>> start DATA RECORDS

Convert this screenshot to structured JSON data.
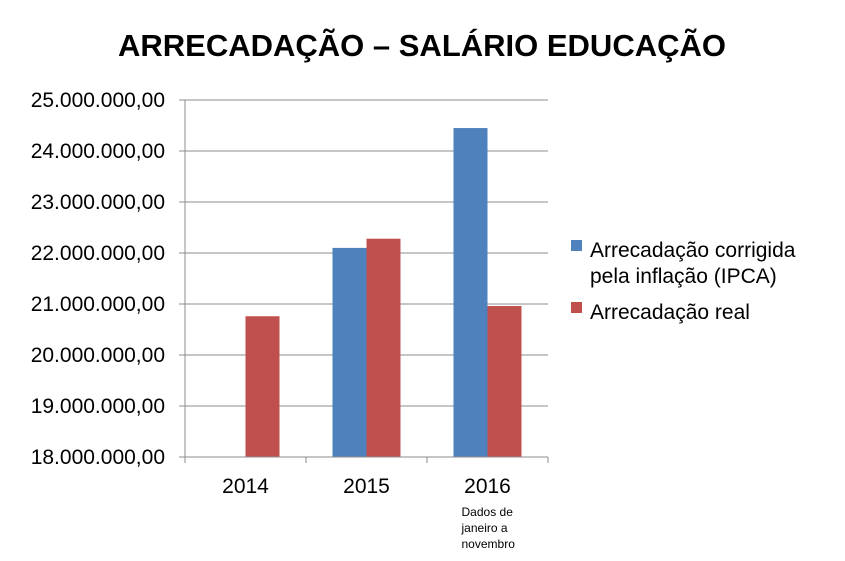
{
  "chart_data": {
    "type": "bar",
    "title": "ARRECADAÇÃO – SALÁRIO EDUCAÇÃO",
    "categories": [
      "2014",
      "2015",
      "2016"
    ],
    "category_notes": [
      "",
      "",
      "Dados de janeiro a novembro"
    ],
    "category_notes_lines": [
      [],
      [],
      [
        "Dados de",
        "janeiro a",
        "novembro"
      ]
    ],
    "series": [
      {
        "name": "Arrecadação corrigida pela inflação (IPCA)",
        "name_lines": [
          "Arrecadação corrigida",
          "pela inflação (IPCA)"
        ],
        "color": "#4f81bd",
        "values": [
          null,
          22100000,
          24450000
        ]
      },
      {
        "name": "Arrecadação real",
        "name_lines": [
          "Arrecadação real"
        ],
        "color": "#c0504d",
        "values": [
          20760000,
          22280000,
          20960000
        ]
      }
    ],
    "ylim": [
      18000000,
      25000000
    ],
    "yticks": [
      18000000,
      19000000,
      20000000,
      21000000,
      22000000,
      23000000,
      24000000,
      25000000
    ],
    "ytick_labels": [
      "18.000.000,00",
      "19.000.000,00",
      "20.000.000,00",
      "21.000.000,00",
      "22.000.000,00",
      "23.000.000,00",
      "24.000.000,00",
      "25.000.000,00"
    ],
    "xlabel": "",
    "ylabel": "",
    "grid": true,
    "legend_position": "right"
  }
}
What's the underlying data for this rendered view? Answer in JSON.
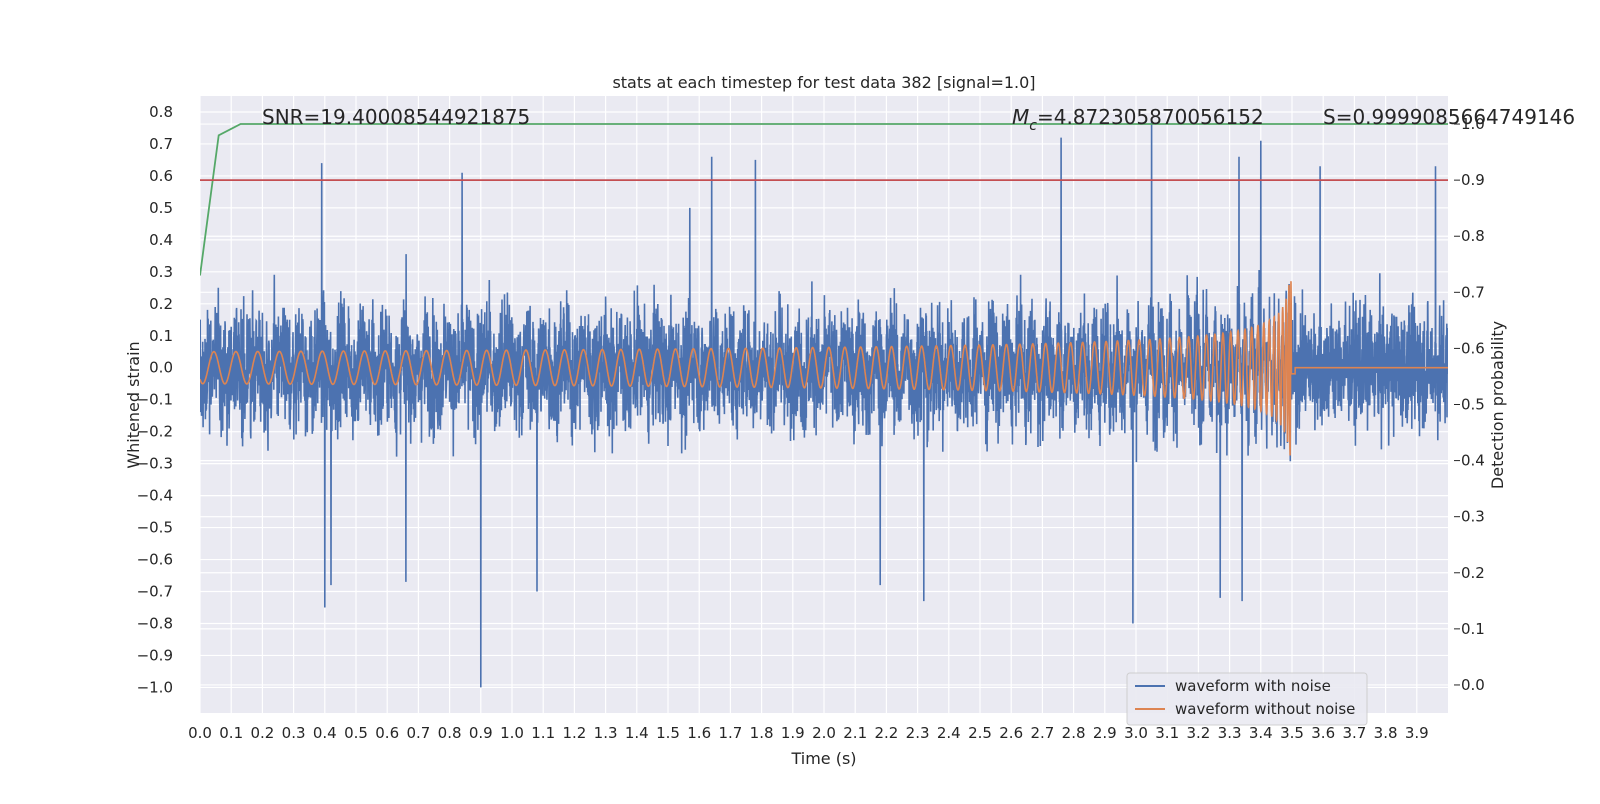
{
  "chart_data": {
    "type": "line",
    "title": "stats at each timestep for test data 382 [signal=1.0]",
    "xlabel": "Time (s)",
    "ylabel": "Whitened strain",
    "y2label": "Detection probability",
    "xlim": [
      0.0,
      4.0
    ],
    "ylim": [
      -1.08,
      0.85
    ],
    "y2lim": [
      -0.05,
      1.05
    ],
    "xticks": [
      "0.0",
      "0.1",
      "0.2",
      "0.3",
      "0.4",
      "0.5",
      "0.6",
      "0.7",
      "0.8",
      "0.9",
      "1.0",
      "1.1",
      "1.2",
      "1.3",
      "1.4",
      "1.5",
      "1.6",
      "1.7",
      "1.8",
      "1.9",
      "2.0",
      "2.1",
      "2.2",
      "2.3",
      "2.4",
      "2.5",
      "2.6",
      "2.7",
      "2.8",
      "2.9",
      "3.0",
      "3.1",
      "3.2",
      "3.3",
      "3.4",
      "3.5",
      "3.6",
      "3.7",
      "3.8",
      "3.9"
    ],
    "yticks": [
      "0.8",
      "0.7",
      "0.6",
      "0.5",
      "0.4",
      "0.3",
      "0.2",
      "0.1",
      "0.0",
      "−0.1",
      "−0.2",
      "−0.3",
      "−0.4",
      "−0.5",
      "−0.6",
      "−0.7",
      "−0.8",
      "−0.9",
      "−1.0"
    ],
    "y2ticks": [
      "1.0",
      "0.9",
      "0.8",
      "0.7",
      "0.6",
      "0.5",
      "0.4",
      "0.3",
      "0.2",
      "0.1",
      "0.0"
    ],
    "grid": true,
    "legend_position": "bottom-right",
    "annotations": {
      "snr": "SNR=19.40008544921875",
      "mc_symbol": "M",
      "mc_sub": "c",
      "mc_value": "=4.872305870056152",
      "s": "S=0.9999085664749146"
    },
    "series": [
      {
        "name": "waveform with noise",
        "color": "#4c72b0",
        "axis": "left",
        "description_values": "noise trace amplitude ~±0.35 typical, extremes from -1.0 to 0.77",
        "spikes": [
          [
            0.39,
            0.64
          ],
          [
            0.4,
            -0.75
          ],
          [
            0.42,
            -0.68
          ],
          [
            0.66,
            -0.67
          ],
          [
            0.84,
            0.61
          ],
          [
            0.9,
            -1.0
          ],
          [
            1.08,
            -0.7
          ],
          [
            1.57,
            0.5
          ],
          [
            1.64,
            0.66
          ],
          [
            1.78,
            0.65
          ],
          [
            2.18,
            -0.68
          ],
          [
            2.32,
            -0.73
          ],
          [
            2.76,
            0.72
          ],
          [
            2.99,
            -0.8
          ],
          [
            3.05,
            0.77
          ],
          [
            3.27,
            -0.72
          ],
          [
            3.33,
            0.66
          ],
          [
            3.34,
            -0.73
          ],
          [
            3.4,
            0.71
          ],
          [
            3.59,
            0.63
          ],
          [
            3.96,
            0.63
          ]
        ]
      },
      {
        "name": "waveform without noise",
        "color": "#dd8452",
        "axis": "left",
        "chirp_start_amplitude": 0.05,
        "chirp_peak_amplitude": 0.36,
        "merger_time": 3.5
      },
      {
        "name": "",
        "color": "#55a868",
        "axis": "right",
        "x": [
          0.0,
          0.06,
          0.13,
          0.2,
          4.0
        ],
        "values": [
          0.73,
          0.98,
          1.0,
          1.0,
          1.0
        ]
      },
      {
        "name": "",
        "color": "#c44e52",
        "axis": "right",
        "x": [
          0.0,
          4.0
        ],
        "values": [
          0.9,
          0.9
        ]
      }
    ]
  }
}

>> end DATA RECORDS

**SET TASK**:
All the records above need to be given again word for word. Skip the pictures.

**FULL ANSWER**:
Convert this screenshot to structured JSON data.
{
  "chart_data": {
    "type": "bar",
    "title": "ARRECADAÇÃO – SALÁRIO EDUCAÇÃO",
    "categories": [
      "2014",
      "2015",
      "2016"
    ],
    "category_notes": [
      "",
      "",
      "Dados de janeiro a novembro"
    ],
    "category_notes_lines": [
      [],
      [],
      [
        "Dados de",
        "janeiro a",
        "novembro"
      ]
    ],
    "series": [
      {
        "name": "Arrecadação corrigida pela inflação (IPCA)",
        "name_lines": [
          "Arrecadação corrigida",
          "pela inflação (IPCA)"
        ],
        "color": "#4f81bd",
        "values": [
          null,
          22100000,
          24450000
        ]
      },
      {
        "name": "Arrecadação real",
        "name_lines": [
          "Arrecadação real"
        ],
        "color": "#c0504d",
        "values": [
          20760000,
          22280000,
          20960000
        ]
      }
    ],
    "ylim": [
      18000000,
      25000000
    ],
    "yticks": [
      18000000,
      19000000,
      20000000,
      21000000,
      22000000,
      23000000,
      24000000,
      25000000
    ],
    "ytick_labels": [
      "18.000.000,00",
      "19.000.000,00",
      "20.000.000,00",
      "21.000.000,00",
      "22.000.000,00",
      "23.000.000,00",
      "24.000.000,00",
      "25.000.000,00"
    ],
    "xlabel": "",
    "ylabel": "",
    "grid": true,
    "legend_position": "right"
  }
}
What's the underlying data for this rendered view? Answer in JSON.
{
  "chart_data": {
    "type": "line",
    "title": "stats at each timestep for test data 382 [signal=1.0]",
    "xlabel": "Time (s)",
    "ylabel": "Whitened strain",
    "y2label": "Detection probability",
    "xlim": [
      0.0,
      4.0
    ],
    "ylim": [
      -1.08,
      0.85
    ],
    "y2lim": [
      -0.05,
      1.05
    ],
    "xticks": [
      "0.0",
      "0.1",
      "0.2",
      "0.3",
      "0.4",
      "0.5",
      "0.6",
      "0.7",
      "0.8",
      "0.9",
      "1.0",
      "1.1",
      "1.2",
      "1.3",
      "1.4",
      "1.5",
      "1.6",
      "1.7",
      "1.8",
      "1.9",
      "2.0",
      "2.1",
      "2.2",
      "2.3",
      "2.4",
      "2.5",
      "2.6",
      "2.7",
      "2.8",
      "2.9",
      "3.0",
      "3.1",
      "3.2",
      "3.3",
      "3.4",
      "3.5",
      "3.6",
      "3.7",
      "3.8",
      "3.9"
    ],
    "yticks": [
      "0.8",
      "0.7",
      "0.6",
      "0.5",
      "0.4",
      "0.3",
      "0.2",
      "0.1",
      "0.0",
      "−0.1",
      "−0.2",
      "−0.3",
      "−0.4",
      "−0.5",
      "−0.6",
      "−0.7",
      "−0.8",
      "−0.9",
      "−1.0"
    ],
    "y2ticks": [
      "1.0",
      "0.9",
      "0.8",
      "0.7",
      "0.6",
      "0.5",
      "0.4",
      "0.3",
      "0.2",
      "0.1",
      "0.0"
    ],
    "grid": true,
    "legend_position": "bottom-right",
    "annotations": {
      "snr": "SNR=19.40008544921875",
      "mc_symbol": "M",
      "mc_sub": "c",
      "mc_value": "=4.872305870056152",
      "s": "S=0.9999085664749146"
    },
    "series": [
      {
        "name": "waveform with noise",
        "color": "#4c72b0",
        "axis": "left",
        "description_values": "noise trace amplitude ~±0.35 typical, extremes from -1.0 to 0.77",
        "spikes": [
          [
            0.39,
            0.64
          ],
          [
            0.4,
            -0.75
          ],
          [
            0.42,
            -0.68
          ],
          [
            0.66,
            -0.67
          ],
          [
            0.84,
            0.61
          ],
          [
            0.9,
            -1.0
          ],
          [
            1.08,
            -0.7
          ],
          [
            1.57,
            0.5
          ],
          [
            1.64,
            0.66
          ],
          [
            1.78,
            0.65
          ],
          [
            2.18,
            -0.68
          ],
          [
            2.32,
            -0.73
          ],
          [
            2.76,
            0.72
          ],
          [
            2.99,
            -0.8
          ],
          [
            3.05,
            0.77
          ],
          [
            3.27,
            -0.72
          ],
          [
            3.33,
            0.66
          ],
          [
            3.34,
            -0.73
          ],
          [
            3.4,
            0.71
          ],
          [
            3.59,
            0.63
          ],
          [
            3.96,
            0.63
          ]
        ]
      },
      {
        "name": "waveform without noise",
        "color": "#dd8452",
        "axis": "left",
        "chirp_start_amplitude": 0.05,
        "chirp_peak_amplitude": 0.36,
        "merger_time": 3.5
      },
      {
        "name": "",
        "color": "#55a868",
        "axis": "right",
        "x": [
          0.0,
          0.06,
          0.13,
          0.2,
          4.0
        ],
        "values": [
          0.73,
          0.98,
          1.0,
          1.0,
          1.0
        ]
      },
      {
        "name": "",
        "color": "#c44e52",
        "axis": "right",
        "x": [
          0.0,
          4.0
        ],
        "values": [
          0.9,
          0.9
        ]
      }
    ]
  }
}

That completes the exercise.